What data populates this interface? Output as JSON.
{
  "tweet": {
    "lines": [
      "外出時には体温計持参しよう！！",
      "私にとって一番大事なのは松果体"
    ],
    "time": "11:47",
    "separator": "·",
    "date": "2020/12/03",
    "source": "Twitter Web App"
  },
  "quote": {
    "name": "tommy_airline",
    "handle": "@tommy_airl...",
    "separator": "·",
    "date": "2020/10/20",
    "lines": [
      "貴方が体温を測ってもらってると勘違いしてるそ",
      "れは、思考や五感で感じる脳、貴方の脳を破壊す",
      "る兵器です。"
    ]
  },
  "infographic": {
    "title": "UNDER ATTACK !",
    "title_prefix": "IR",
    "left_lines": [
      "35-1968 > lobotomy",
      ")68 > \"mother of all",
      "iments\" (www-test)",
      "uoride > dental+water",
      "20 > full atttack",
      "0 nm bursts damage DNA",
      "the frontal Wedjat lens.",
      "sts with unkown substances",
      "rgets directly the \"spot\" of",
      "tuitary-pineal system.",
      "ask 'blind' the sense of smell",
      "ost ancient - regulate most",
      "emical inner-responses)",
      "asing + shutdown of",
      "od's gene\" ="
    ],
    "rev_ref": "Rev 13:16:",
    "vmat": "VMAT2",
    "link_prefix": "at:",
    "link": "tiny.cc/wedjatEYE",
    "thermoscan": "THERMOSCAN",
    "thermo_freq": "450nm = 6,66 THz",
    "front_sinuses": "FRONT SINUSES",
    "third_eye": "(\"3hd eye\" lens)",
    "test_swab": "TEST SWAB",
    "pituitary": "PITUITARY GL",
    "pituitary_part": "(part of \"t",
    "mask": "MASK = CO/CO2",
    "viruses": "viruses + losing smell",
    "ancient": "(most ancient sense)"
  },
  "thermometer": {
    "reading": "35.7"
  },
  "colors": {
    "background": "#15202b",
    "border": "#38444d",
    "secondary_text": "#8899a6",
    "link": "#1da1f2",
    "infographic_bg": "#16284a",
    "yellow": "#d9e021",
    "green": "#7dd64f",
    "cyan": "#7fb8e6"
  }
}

◆ Assigned task
The data above must be returned in full, exactly as written.

◆ Answer box
What data populates this interface? Output as JSON.
{
  "tweet": {
    "lines": [
      "外出時には体温計持参しよう！！",
      "私にとって一番大事なのは松果体"
    ],
    "time": "11:47",
    "separator": "·",
    "date": "2020/12/03",
    "source": "Twitter Web App"
  },
  "quote": {
    "name": "tommy_airline",
    "handle": "@tommy_airl...",
    "separator": "·",
    "date": "2020/10/20",
    "lines": [
      "貴方が体温を測ってもらってると勘違いしてるそ",
      "れは、思考や五感で感じる脳、貴方の脳を破壊す",
      "る兵器です。"
    ]
  },
  "infographic": {
    "title": "UNDER ATTACK !",
    "title_prefix": "IR",
    "left_lines": [
      "35-1968 > lobotomy",
      ")68 > \"mother of all",
      "iments\" (www-test)",
      "uoride > dental+water",
      "20 > full atttack",
      "0 nm bursts damage DNA",
      "the frontal Wedjat lens.",
      "sts with unkown substances",
      "rgets directly the \"spot\" of",
      "tuitary-pineal system.",
      "ask 'blind' the sense of smell",
      "ost ancient - regulate most",
      "emical inner-responses)",
      "asing + shutdown of",
      "od's gene\" ="
    ],
    "rev_ref": "Rev 13:16:",
    "vmat": "VMAT2",
    "link_prefix": "at:",
    "link": "tiny.cc/wedjatEYE",
    "thermoscan": "THERMOSCAN",
    "thermo_freq": "450nm = 6,66 THz",
    "front_sinuses": "FRONT SINUSES",
    "third_eye": "(\"3hd eye\" lens)",
    "test_swab": "TEST SWAB",
    "pituitary": "PITUITARY GL",
    "pituitary_part": "(part of \"t",
    "mask": "MASK = CO/CO2",
    "viruses": "viruses + losing smell",
    "ancient": "(most ancient sense)"
  },
  "thermometer": {
    "reading": "35.7"
  },
  "colors": {
    "background": "#15202b",
    "border": "#38444d",
    "secondary_text": "#8899a6",
    "link": "#1da1f2",
    "infographic_bg": "#16284a",
    "yellow": "#d9e021",
    "green": "#7dd64f",
    "cyan": "#7fb8e6"
  }
}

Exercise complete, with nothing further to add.